Start of PROVIDED INFORMATION

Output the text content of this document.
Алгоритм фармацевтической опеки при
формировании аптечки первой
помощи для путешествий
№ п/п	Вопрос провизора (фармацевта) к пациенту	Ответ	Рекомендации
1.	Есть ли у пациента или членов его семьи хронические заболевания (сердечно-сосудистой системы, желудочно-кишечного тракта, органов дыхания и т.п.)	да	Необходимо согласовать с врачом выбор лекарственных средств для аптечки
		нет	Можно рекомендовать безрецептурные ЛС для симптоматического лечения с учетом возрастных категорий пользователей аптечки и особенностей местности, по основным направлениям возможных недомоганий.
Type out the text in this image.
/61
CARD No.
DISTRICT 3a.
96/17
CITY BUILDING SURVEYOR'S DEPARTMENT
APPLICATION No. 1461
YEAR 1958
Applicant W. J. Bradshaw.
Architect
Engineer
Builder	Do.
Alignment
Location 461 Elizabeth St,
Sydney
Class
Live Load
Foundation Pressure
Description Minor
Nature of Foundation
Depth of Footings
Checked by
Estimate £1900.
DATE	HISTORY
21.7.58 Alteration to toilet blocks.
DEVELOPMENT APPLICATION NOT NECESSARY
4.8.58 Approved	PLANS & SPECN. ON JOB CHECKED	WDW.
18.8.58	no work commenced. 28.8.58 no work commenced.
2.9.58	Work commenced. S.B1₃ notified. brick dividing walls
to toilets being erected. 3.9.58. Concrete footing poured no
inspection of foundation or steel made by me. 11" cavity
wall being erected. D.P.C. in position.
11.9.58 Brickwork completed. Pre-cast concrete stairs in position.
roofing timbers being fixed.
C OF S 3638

End of PROVIDED INFORMATION

→ OBJECTIVE
Exactly reproduce all of the entries above.

→ CORRECT RESULT
Output the text content of this document.
Алгоритм фармацевтической опеки при
формировании аптечки первой
помощи для путешествий
№ п/п	Вопрос провизора (фармацевта) к пациенту	Ответ	Рекомендации
1.	Есть ли у пациента или членов его семьи хронические заболевания (сердечно-сосудистой системы, желудочно-кишечного тракта, органов дыхания и т.п.)	да	Необходимо согласовать с врачом выбор лекарственных средств для аптечки
		нет	Можно рекомендовать безрецептурные ЛС для симптоматического лечения с учетом возрастных категорий пользователей аптечки и особенностей местности, по основным направлениям возможных недомоганий.
Type out the text in this image.
/61
CARD No.
DISTRICT 3a.
96/17
CITY BUILDING SURVEYOR'S DEPARTMENT
APPLICATION No. 1461
YEAR 1958
Applicant W. J. Bradshaw.
Architect
Engineer
Builder	Do.
Alignment
Location 461 Elizabeth St,
Sydney
Class
Live Load
Foundation Pressure
Description Minor
Nature of Foundation
Depth of Footings
Checked by
Estimate £1900.
DATE	HISTORY
21.7.58 Alteration to toilet blocks.
DEVELOPMENT APPLICATION NOT NECESSARY
4.8.58 Approved	PLANS & SPECN. ON JOB CHECKED	WDW.
18.8.58	no work commenced. 28.8.58 no work commenced.
2.9.58	Work commenced. S.B1₃ notified. brick dividing walls
to toilets being erected. 3.9.58. Concrete footing poured no
inspection of foundation or steel made by me. 11" cavity
wall being erected. D.P.C. in position.
11.9.58 Brickwork completed. Pre-cast concrete stairs in position.
roofing timbers being fixed.
C OF S 3638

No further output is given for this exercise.